- **What the exercise asks**: Without the pictures, set down the records below word for word.

- **Extracted material**:
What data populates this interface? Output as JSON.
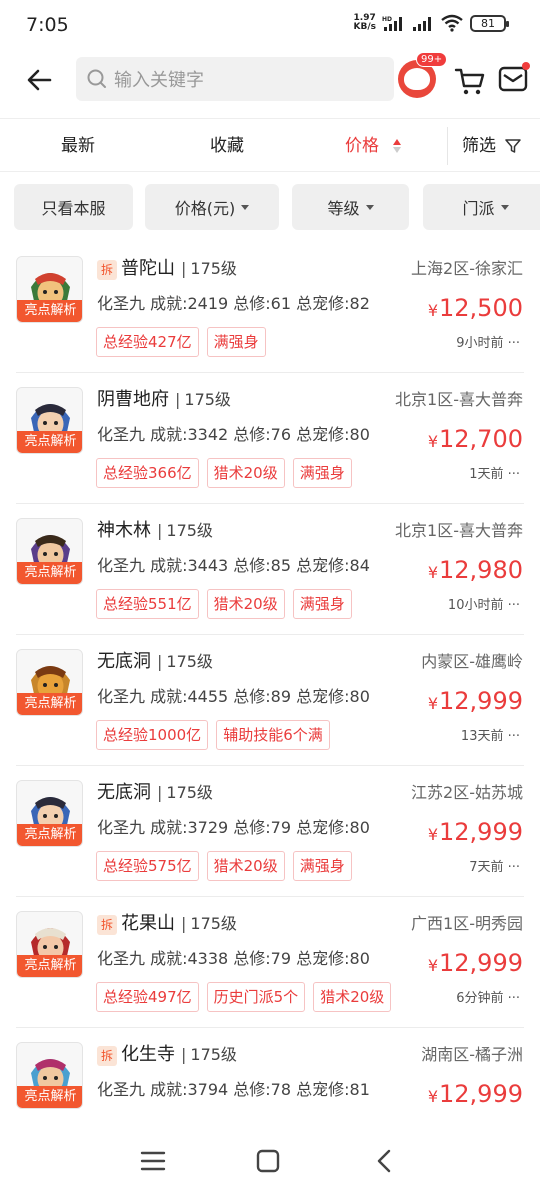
{
  "status_bar": {
    "time": "7:05",
    "net_speed_value": "1.97",
    "net_speed_unit": "KB/s",
    "hd": "HD",
    "battery": "81"
  },
  "header": {
    "search_placeholder": "输入关键字",
    "avatar_badge": "99+"
  },
  "sort_tabs": [
    {
      "label": "最新"
    },
    {
      "label": "收藏"
    },
    {
      "label": "价格"
    },
    {
      "label": "筛选"
    }
  ],
  "filter_chips": [
    {
      "label": "只看本服"
    },
    {
      "label": "价格(元)"
    },
    {
      "label": "等级"
    },
    {
      "label": "门派"
    }
  ],
  "thumb_tag": "亮点解析",
  "chai_label": "拆",
  "items": [
    {
      "sect": "普陀山",
      "level": "175级",
      "server": "上海2区-徐家汇",
      "stats": "化圣九 成就:2419 总修:61 总宠修:82",
      "price": "12,500",
      "currency": "¥",
      "time": "9小时前 ···",
      "tags": [
        "总经验427亿",
        "满强身"
      ],
      "chai": true
    },
    {
      "sect": "阴曹地府",
      "level": "175级",
      "server": "北京1区-喜大普奔",
      "stats": "化圣九 成就:3342 总修:76 总宠修:80",
      "price": "12,700",
      "currency": "¥",
      "time": "1天前 ···",
      "tags": [
        "总经验366亿",
        "猎术20级",
        "满强身"
      ],
      "chai": false
    },
    {
      "sect": "神木林",
      "level": "175级",
      "server": "北京1区-喜大普奔",
      "stats": "化圣九 成就:3443 总修:85 总宠修:84",
      "price": "12,980",
      "currency": "¥",
      "time": "10小时前 ···",
      "tags": [
        "总经验551亿",
        "猎术20级",
        "满强身"
      ],
      "chai": false
    },
    {
      "sect": "无底洞",
      "level": "175级",
      "server": "内蒙区-雄鹰岭",
      "stats": "化圣九 成就:4455 总修:89 总宠修:80",
      "price": "12,999",
      "currency": "¥",
      "time": "13天前 ···",
      "tags": [
        "总经验1000亿",
        "辅助技能6个满"
      ],
      "chai": false
    },
    {
      "sect": "无底洞",
      "level": "175级",
      "server": "江苏2区-姑苏城",
      "stats": "化圣九 成就:3729 总修:79 总宠修:80",
      "price": "12,999",
      "currency": "¥",
      "time": "7天前 ···",
      "tags": [
        "总经验575亿",
        "猎术20级",
        "满强身"
      ],
      "chai": false
    },
    {
      "sect": "花果山",
      "level": "175级",
      "server": "广西1区-明秀园",
      "stats": "化圣九 成就:4338 总修:79 总宠修:80",
      "price": "12,999",
      "currency": "¥",
      "time": "6分钟前 ···",
      "tags": [
        "总经验497亿",
        "历史门派5个",
        "猎术20级"
      ],
      "chai": true
    },
    {
      "sect": "化生寺",
      "level": "175级",
      "server": "湖南区-橘子洲",
      "stats": "化圣九 成就:3794 总修:78 总宠修:81",
      "price": "12,999",
      "currency": "¥",
      "time": "",
      "tags": [],
      "chai": true
    }
  ],
  "colors": {
    "accent": "#ea3c3c",
    "tag_orange": "#f2572f"
  }
}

- **Result of this task**:
What data populates this interface? Output as JSON.
{
  "status_bar": {
    "time": "7:05",
    "net_speed_value": "1.97",
    "net_speed_unit": "KB/s",
    "hd": "HD",
    "battery": "81"
  },
  "header": {
    "search_placeholder": "输入关键字",
    "avatar_badge": "99+"
  },
  "sort_tabs": [
    {
      "label": "最新"
    },
    {
      "label": "收藏"
    },
    {
      "label": "价格"
    },
    {
      "label": "筛选"
    }
  ],
  "filter_chips": [
    {
      "label": "只看本服"
    },
    {
      "label": "价格(元)"
    },
    {
      "label": "等级"
    },
    {
      "label": "门派"
    }
  ],
  "thumb_tag": "亮点解析",
  "chai_label": "拆",
  "items": [
    {
      "sect": "普陀山",
      "level": "175级",
      "server": "上海2区-徐家汇",
      "stats": "化圣九 成就:2419 总修:61 总宠修:82",
      "price": "12,500",
      "currency": "¥",
      "time": "9小时前 ···",
      "tags": [
        "总经验427亿",
        "满强身"
      ],
      "chai": true
    },
    {
      "sect": "阴曹地府",
      "level": "175级",
      "server": "北京1区-喜大普奔",
      "stats": "化圣九 成就:3342 总修:76 总宠修:80",
      "price": "12,700",
      "currency": "¥",
      "time": "1天前 ···",
      "tags": [
        "总经验366亿",
        "猎术20级",
        "满强身"
      ],
      "chai": false
    },
    {
      "sect": "神木林",
      "level": "175级",
      "server": "北京1区-喜大普奔",
      "stats": "化圣九 成就:3443 总修:85 总宠修:84",
      "price": "12,980",
      "currency": "¥",
      "time": "10小时前 ···",
      "tags": [
        "总经验551亿",
        "猎术20级",
        "满强身"
      ],
      "chai": false
    },
    {
      "sect": "无底洞",
      "level": "175级",
      "server": "内蒙区-雄鹰岭",
      "stats": "化圣九 成就:4455 总修:89 总宠修:80",
      "price": "12,999",
      "currency": "¥",
      "time": "13天前 ···",
      "tags": [
        "总经验1000亿",
        "辅助技能6个满"
      ],
      "chai": false
    },
    {
      "sect": "无底洞",
      "level": "175级",
      "server": "江苏2区-姑苏城",
      "stats": "化圣九 成就:3729 总修:79 总宠修:80",
      "price": "12,999",
      "currency": "¥",
      "time": "7天前 ···",
      "tags": [
        "总经验575亿",
        "猎术20级",
        "满强身"
      ],
      "chai": false
    },
    {
      "sect": "花果山",
      "level": "175级",
      "server": "广西1区-明秀园",
      "stats": "化圣九 成就:4338 总修:79 总宠修:80",
      "price": "12,999",
      "currency": "¥",
      "time": "6分钟前 ···",
      "tags": [
        "总经验497亿",
        "历史门派5个",
        "猎术20级"
      ],
      "chai": true
    },
    {
      "sect": "化生寺",
      "level": "175级",
      "server": "湖南区-橘子洲",
      "stats": "化圣九 成就:3794 总修:78 总宠修:81",
      "price": "12,999",
      "currency": "¥",
      "time": "",
      "tags": [],
      "chai": true
    }
  ],
  "colors": {
    "accent": "#ea3c3c",
    "tag_orange": "#f2572f"
  }
}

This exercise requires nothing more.